-------- Information shown --------

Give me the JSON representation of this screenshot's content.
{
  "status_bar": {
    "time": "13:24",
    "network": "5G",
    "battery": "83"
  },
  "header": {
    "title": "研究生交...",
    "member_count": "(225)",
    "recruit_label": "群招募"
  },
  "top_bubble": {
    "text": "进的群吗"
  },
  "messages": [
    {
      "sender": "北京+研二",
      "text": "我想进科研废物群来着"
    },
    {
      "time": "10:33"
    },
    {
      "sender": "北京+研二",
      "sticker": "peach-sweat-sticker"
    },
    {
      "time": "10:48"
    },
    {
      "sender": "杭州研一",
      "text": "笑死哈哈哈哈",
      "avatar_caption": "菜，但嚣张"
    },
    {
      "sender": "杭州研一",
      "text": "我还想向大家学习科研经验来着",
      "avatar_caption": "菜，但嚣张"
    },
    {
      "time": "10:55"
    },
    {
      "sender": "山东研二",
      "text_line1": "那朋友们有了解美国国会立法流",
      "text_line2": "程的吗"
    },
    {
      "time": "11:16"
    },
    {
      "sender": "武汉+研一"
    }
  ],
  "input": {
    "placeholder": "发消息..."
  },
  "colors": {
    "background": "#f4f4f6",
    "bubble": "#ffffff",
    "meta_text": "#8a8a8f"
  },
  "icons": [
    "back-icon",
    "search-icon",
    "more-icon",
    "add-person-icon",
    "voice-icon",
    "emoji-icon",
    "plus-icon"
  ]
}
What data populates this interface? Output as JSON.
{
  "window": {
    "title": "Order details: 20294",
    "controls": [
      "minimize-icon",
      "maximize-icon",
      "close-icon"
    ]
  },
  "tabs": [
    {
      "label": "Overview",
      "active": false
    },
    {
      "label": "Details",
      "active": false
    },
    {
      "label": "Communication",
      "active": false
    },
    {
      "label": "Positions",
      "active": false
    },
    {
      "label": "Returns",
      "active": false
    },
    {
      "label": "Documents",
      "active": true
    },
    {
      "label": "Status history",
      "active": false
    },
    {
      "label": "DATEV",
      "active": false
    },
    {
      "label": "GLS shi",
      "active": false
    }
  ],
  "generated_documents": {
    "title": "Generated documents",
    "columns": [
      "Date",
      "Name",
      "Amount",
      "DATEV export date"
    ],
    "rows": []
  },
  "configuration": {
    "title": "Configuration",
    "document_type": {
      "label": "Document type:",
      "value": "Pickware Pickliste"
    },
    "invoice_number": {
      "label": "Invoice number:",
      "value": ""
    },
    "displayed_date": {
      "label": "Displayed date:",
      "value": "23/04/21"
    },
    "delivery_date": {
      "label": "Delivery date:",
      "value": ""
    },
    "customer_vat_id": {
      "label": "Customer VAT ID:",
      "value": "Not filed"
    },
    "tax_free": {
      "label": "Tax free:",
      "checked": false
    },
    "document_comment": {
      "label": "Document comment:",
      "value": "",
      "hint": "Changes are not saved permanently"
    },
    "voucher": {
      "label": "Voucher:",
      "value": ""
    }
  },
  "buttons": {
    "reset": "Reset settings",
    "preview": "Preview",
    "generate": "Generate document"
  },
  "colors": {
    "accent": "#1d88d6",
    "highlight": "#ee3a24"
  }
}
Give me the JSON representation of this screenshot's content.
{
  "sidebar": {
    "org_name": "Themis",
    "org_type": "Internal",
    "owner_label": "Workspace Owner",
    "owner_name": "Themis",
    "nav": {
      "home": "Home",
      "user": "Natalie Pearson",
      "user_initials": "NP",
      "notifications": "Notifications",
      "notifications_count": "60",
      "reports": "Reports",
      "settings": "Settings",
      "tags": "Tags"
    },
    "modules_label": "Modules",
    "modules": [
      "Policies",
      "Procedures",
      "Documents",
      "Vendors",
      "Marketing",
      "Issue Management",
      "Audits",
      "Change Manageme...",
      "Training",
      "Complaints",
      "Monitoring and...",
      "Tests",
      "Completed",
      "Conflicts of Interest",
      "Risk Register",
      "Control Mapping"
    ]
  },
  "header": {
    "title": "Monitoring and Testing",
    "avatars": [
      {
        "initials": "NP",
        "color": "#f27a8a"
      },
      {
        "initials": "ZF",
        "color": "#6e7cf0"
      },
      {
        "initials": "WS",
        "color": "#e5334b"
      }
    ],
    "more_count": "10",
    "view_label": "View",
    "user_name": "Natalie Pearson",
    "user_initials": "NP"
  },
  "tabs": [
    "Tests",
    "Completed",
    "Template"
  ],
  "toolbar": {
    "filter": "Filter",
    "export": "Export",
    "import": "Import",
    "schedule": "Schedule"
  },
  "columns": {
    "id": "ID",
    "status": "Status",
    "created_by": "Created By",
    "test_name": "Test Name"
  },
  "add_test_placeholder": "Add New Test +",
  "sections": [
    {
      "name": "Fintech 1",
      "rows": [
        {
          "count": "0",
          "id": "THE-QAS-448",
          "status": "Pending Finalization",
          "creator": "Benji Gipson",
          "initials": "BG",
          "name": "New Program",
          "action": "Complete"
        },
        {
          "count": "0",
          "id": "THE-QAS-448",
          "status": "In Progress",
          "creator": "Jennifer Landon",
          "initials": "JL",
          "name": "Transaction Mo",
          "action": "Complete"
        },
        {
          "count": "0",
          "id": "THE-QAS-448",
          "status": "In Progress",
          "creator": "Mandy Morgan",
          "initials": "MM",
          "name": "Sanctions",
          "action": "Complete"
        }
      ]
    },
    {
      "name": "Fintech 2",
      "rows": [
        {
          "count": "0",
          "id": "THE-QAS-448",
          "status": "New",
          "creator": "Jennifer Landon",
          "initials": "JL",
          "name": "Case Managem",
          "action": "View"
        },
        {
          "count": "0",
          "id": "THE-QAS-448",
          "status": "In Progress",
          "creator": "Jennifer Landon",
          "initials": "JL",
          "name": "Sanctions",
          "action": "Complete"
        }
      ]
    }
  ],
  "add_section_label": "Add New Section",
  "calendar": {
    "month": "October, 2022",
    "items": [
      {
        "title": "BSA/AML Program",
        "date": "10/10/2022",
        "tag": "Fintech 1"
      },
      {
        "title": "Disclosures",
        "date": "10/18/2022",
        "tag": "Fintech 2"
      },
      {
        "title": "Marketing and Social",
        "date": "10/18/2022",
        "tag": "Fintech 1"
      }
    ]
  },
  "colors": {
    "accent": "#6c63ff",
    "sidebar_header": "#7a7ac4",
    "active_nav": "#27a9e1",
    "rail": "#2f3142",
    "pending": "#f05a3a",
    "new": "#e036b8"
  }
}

--------

*What is expected*
Write out every entry again exactly, please, with nothing missing.

*Solution to this problem*
Give me the JSON representation of this screenshot's content.
{
  "status_bar": {
    "time": "13:24",
    "network": "5G",
    "battery": "83"
  },
  "header": {
    "title": "研究生交...",
    "member_count": "(225)",
    "recruit_label": "群招募"
  },
  "top_bubble": {
    "text": "进的群吗"
  },
  "messages": [
    {
      "sender": "北京+研二",
      "text": "我想进科研废物群来着"
    },
    {
      "time": "10:33"
    },
    {
      "sender": "北京+研二",
      "sticker": "peach-sweat-sticker"
    },
    {
      "time": "10:48"
    },
    {
      "sender": "杭州研一",
      "text": "笑死哈哈哈哈",
      "avatar_caption": "菜，但嚣张"
    },
    {
      "sender": "杭州研一",
      "text": "我还想向大家学习科研经验来着",
      "avatar_caption": "菜，但嚣张"
    },
    {
      "time": "10:55"
    },
    {
      "sender": "山东研二",
      "text_line1": "那朋友们有了解美国国会立法流",
      "text_line2": "程的吗"
    },
    {
      "time": "11:16"
    },
    {
      "sender": "武汉+研一"
    }
  ],
  "input": {
    "placeholder": "发消息..."
  },
  "colors": {
    "background": "#f4f4f6",
    "bubble": "#ffffff",
    "meta_text": "#8a8a8f"
  },
  "icons": [
    "back-icon",
    "search-icon",
    "more-icon",
    "add-person-icon",
    "voice-icon",
    "emoji-icon",
    "plus-icon"
  ]
}
What data populates this interface? Output as JSON.
{
  "window": {
    "title": "Order details: 20294",
    "controls": [
      "minimize-icon",
      "maximize-icon",
      "close-icon"
    ]
  },
  "tabs": [
    {
      "label": "Overview",
      "active": false
    },
    {
      "label": "Details",
      "active": false
    },
    {
      "label": "Communication",
      "active": false
    },
    {
      "label": "Positions",
      "active": false
    },
    {
      "label": "Returns",
      "active": false
    },
    {
      "label": "Documents",
      "active": true
    },
    {
      "label": "Status history",
      "active": false
    },
    {
      "label": "DATEV",
      "active": false
    },
    {
      "label": "GLS shi",
      "active": false
    }
  ],
  "generated_documents": {
    "title": "Generated documents",
    "columns": [
      "Date",
      "Name",
      "Amount",
      "DATEV export date"
    ],
    "rows": []
  },
  "configuration": {
    "title": "Configuration",
    "document_type": {
      "label": "Document type:",
      "value": "Pickware Pickliste"
    },
    "invoice_number": {
      "label": "Invoice number:",
      "value": ""
    },
    "displayed_date": {
      "label": "Displayed date:",
      "value": "23/04/21"
    },
    "delivery_date": {
      "label": "Delivery date:",
      "value": ""
    },
    "customer_vat_id": {
      "label": "Customer VAT ID:",
      "value": "Not filed"
    },
    "tax_free": {
      "label": "Tax free:",
      "checked": false
    },
    "document_comment": {
      "label": "Document comment:",
      "value": "",
      "hint": "Changes are not saved permanently"
    },
    "voucher": {
      "label": "Voucher:",
      "value": ""
    }
  },
  "buttons": {
    "reset": "Reset settings",
    "preview": "Preview",
    "generate": "Generate document"
  },
  "colors": {
    "accent": "#1d88d6",
    "highlight": "#ee3a24"
  }
}
Give me the JSON representation of this screenshot's content.
{
  "sidebar": {
    "org_name": "Themis",
    "org_type": "Internal",
    "owner_label": "Workspace Owner",
    "owner_name": "Themis",
    "nav": {
      "home": "Home",
      "user": "Natalie Pearson",
      "user_initials": "NP",
      "notifications": "Notifications",
      "notifications_count": "60",
      "reports": "Reports",
      "settings": "Settings",
      "tags": "Tags"
    },
    "modules_label": "Modules",
    "modules": [
      "Policies",
      "Procedures",
      "Documents",
      "Vendors",
      "Marketing",
      "Issue Management",
      "Audits",
      "Change Manageme...",
      "Training",
      "Complaints",
      "Monitoring and...",
      "Tests",
      "Completed",
      "Conflicts of Interest",
      "Risk Register",
      "Control Mapping"
    ]
  },
  "header": {
    "title": "Monitoring and Testing",
    "avatars": [
      {
        "initials": "NP",
        "color": "#f27a8a"
      },
      {
        "initials": "ZF",
        "color": "#6e7cf0"
      },
      {
        "initials": "WS",
        "color": "#e5334b"
      }
    ],
    "more_count": "10",
    "view_label": "View",
    "user_name": "Natalie Pearson",
    "user_initials": "NP"
  },
  "tabs": [
    "Tests",
    "Completed",
    "Template"
  ],
  "toolbar": {
    "filter": "Filter",
    "export": "Export",
    "import": "Import",
    "schedule": "Schedule"
  },
  "columns": {
    "id": "ID",
    "status": "Status",
    "created_by": "Created By",
    "test_name": "Test Name"
  },
  "add_test_placeholder": "Add New Test +",
  "sections": [
    {
      "name": "Fintech 1",
      "rows": [
        {
          "count": "0",
          "id": "THE-QAS-448",
          "status": "Pending Finalization",
          "creator": "Benji Gipson",
          "initials": "BG",
          "name": "New Program",
          "action": "Complete"
        },
        {
          "count": "0",
          "id": "THE-QAS-448",
          "status": "In Progress",
          "creator": "Jennifer Landon",
          "initials": "JL",
          "name": "Transaction Mo",
          "action": "Complete"
        },
        {
          "count": "0",
          "id": "THE-QAS-448",
          "status": "In Progress",
          "creator": "Mandy Morgan",
          "initials": "MM",
          "name": "Sanctions",
          "action": "Complete"
        }
      ]
    },
    {
      "name": "Fintech 2",
      "rows": [
        {
          "count": "0",
          "id": "THE-QAS-448",
          "status": "New",
          "creator": "Jennifer Landon",
          "initials": "JL",
          "name": "Case Managem",
          "action": "View"
        },
        {
          "count": "0",
          "id": "THE-QAS-448",
          "status": "In Progress",
          "creator": "Jennifer Landon",
          "initials": "JL",
          "name": "Sanctions",
          "action": "Complete"
        }
      ]
    }
  ],
  "add_section_label": "Add New Section",
  "calendar": {
    "month": "October, 2022",
    "items": [
      {
        "title": "BSA/AML Program",
        "date": "10/10/2022",
        "tag": "Fintech 1"
      },
      {
        "title": "Disclosures",
        "date": "10/18/2022",
        "tag": "Fintech 2"
      },
      {
        "title": "Marketing and Social",
        "date": "10/18/2022",
        "tag": "Fintech 1"
      }
    ]
  },
  "colors": {
    "accent": "#6c63ff",
    "sidebar_header": "#7a7ac4",
    "active_nav": "#27a9e1",
    "rail": "#2f3142",
    "pending": "#f05a3a",
    "new": "#e036b8"
  }
}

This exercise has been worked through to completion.